_THE PROBLEM_.
Copy out all of the records below word for word, leaving out the pictures.

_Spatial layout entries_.
★ ★ ★ ★ ★ ★ ★
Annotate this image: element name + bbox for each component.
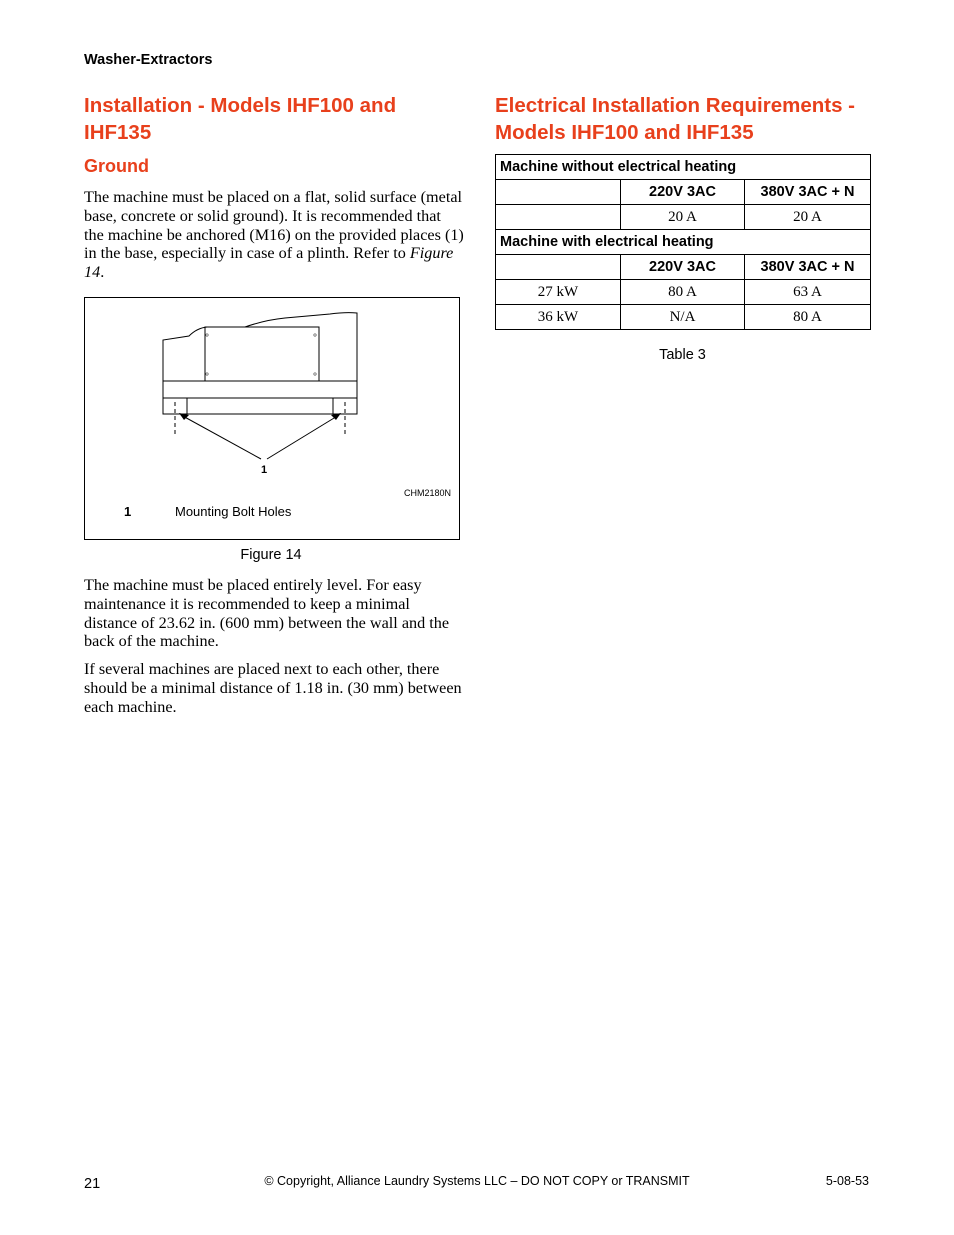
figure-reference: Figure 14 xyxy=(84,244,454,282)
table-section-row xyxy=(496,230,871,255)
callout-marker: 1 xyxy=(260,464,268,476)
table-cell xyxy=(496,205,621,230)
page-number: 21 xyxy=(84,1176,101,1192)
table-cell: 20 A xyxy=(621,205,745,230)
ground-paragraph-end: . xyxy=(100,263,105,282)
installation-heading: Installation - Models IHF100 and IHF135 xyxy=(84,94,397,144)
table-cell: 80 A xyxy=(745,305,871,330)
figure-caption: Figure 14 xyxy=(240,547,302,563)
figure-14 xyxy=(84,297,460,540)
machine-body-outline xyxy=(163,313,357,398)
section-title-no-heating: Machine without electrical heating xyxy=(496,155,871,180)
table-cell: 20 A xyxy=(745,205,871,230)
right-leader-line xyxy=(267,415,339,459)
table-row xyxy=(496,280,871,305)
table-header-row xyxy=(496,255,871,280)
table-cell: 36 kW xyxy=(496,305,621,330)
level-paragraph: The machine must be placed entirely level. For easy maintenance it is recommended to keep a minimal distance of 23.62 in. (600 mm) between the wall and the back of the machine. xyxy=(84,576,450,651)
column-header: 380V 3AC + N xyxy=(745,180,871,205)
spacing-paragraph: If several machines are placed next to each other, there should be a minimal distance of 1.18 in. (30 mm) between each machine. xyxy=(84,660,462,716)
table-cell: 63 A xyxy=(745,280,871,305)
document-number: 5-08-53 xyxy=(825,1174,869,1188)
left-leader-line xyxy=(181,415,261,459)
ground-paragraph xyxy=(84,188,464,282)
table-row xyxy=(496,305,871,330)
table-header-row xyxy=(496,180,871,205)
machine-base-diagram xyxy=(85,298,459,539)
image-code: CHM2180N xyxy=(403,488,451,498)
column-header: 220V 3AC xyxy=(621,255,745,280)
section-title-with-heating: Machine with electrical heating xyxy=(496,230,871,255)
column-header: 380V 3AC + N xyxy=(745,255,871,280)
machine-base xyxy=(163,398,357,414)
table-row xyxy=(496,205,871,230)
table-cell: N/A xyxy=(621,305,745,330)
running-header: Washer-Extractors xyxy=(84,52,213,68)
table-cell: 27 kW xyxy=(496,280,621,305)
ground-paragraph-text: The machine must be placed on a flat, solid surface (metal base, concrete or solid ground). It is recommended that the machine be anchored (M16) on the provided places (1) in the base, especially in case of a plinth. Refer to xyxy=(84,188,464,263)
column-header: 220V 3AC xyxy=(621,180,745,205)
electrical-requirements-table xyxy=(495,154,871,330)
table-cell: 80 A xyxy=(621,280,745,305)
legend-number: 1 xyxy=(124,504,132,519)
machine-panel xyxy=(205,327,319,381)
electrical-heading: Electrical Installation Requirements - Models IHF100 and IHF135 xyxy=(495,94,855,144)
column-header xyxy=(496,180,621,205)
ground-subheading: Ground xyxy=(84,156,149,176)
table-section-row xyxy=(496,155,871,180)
★ ★ ★ ★ ★ ★ ★
_THE OUTPUT_.
Annotate this image: element name + bbox for each component.
figure-reference: Figure 14 xyxy=(84,244,454,282)
table-section-row xyxy=(496,230,871,255)
callout-marker: 1 xyxy=(260,464,268,476)
table-cell xyxy=(496,205,621,230)
page-number: 21 xyxy=(84,1176,101,1192)
table-cell: 20 A xyxy=(621,205,745,230)
ground-paragraph-end: . xyxy=(100,263,105,282)
installation-heading: Installation - Models IHF100 and IHF135 xyxy=(84,94,397,144)
table-cell: 80 A xyxy=(745,305,871,330)
figure-caption: Figure 14 xyxy=(240,547,302,563)
figure-14 xyxy=(84,297,460,540)
machine-body-outline xyxy=(163,313,357,398)
section-title-no-heating: Machine without electrical heating xyxy=(496,155,871,180)
table-cell: 20 A xyxy=(745,205,871,230)
right-leader-line xyxy=(267,415,339,459)
table-row xyxy=(496,280,871,305)
table-header-row xyxy=(496,255,871,280)
table-cell: 36 kW xyxy=(496,305,621,330)
level-paragraph: The machine must be placed entirely level. For easy maintenance it is recommended to keep a minimal distance of 23.62 in. (600 mm) between the wall and the back of the machine. xyxy=(84,576,450,651)
column-header: 380V 3AC + N xyxy=(745,180,871,205)
spacing-paragraph: If several machines are placed next to each other, there should be a minimal distance of 1.18 in. (30 mm) between each machine. xyxy=(84,660,462,716)
table-cell: 63 A xyxy=(745,280,871,305)
document-number: 5-08-53 xyxy=(825,1174,869,1188)
left-leader-line xyxy=(181,415,261,459)
ground-paragraph xyxy=(84,188,464,282)
table-row xyxy=(496,305,871,330)
table-header-row xyxy=(496,180,871,205)
machine-base-diagram xyxy=(85,298,459,539)
image-code: CHM2180N xyxy=(403,488,451,498)
column-header: 220V 3AC xyxy=(621,255,745,280)
section-title-with-heating: Machine with electrical heating xyxy=(496,230,871,255)
column-header: 380V 3AC + N xyxy=(745,255,871,280)
machine-base xyxy=(163,398,357,414)
table-row xyxy=(496,205,871,230)
table-cell: N/A xyxy=(621,305,745,330)
running-header: Washer-Extractors xyxy=(84,52,213,68)
table-cell: 27 kW xyxy=(496,280,621,305)
ground-paragraph-text: The machine must be placed on a flat, solid surface (metal base, concrete or solid ground). It is recommended that the machine be anchored (M16) on the provided places (1) in the base, especially in case of a plinth. Refer to xyxy=(84,188,464,263)
column-header: 220V 3AC xyxy=(621,180,745,205)
electrical-requirements-table xyxy=(495,154,871,330)
table-cell: 80 A xyxy=(621,280,745,305)
legend-number: 1 xyxy=(124,504,132,519)
machine-panel xyxy=(205,327,319,381)
electrical-heading: Electrical Installation Requirements - Models IHF100 and IHF135 xyxy=(495,94,855,144)
column-header xyxy=(496,180,621,205)
ground-subheading: Ground xyxy=(84,156,149,176)
table-section-row xyxy=(496,155,871,180)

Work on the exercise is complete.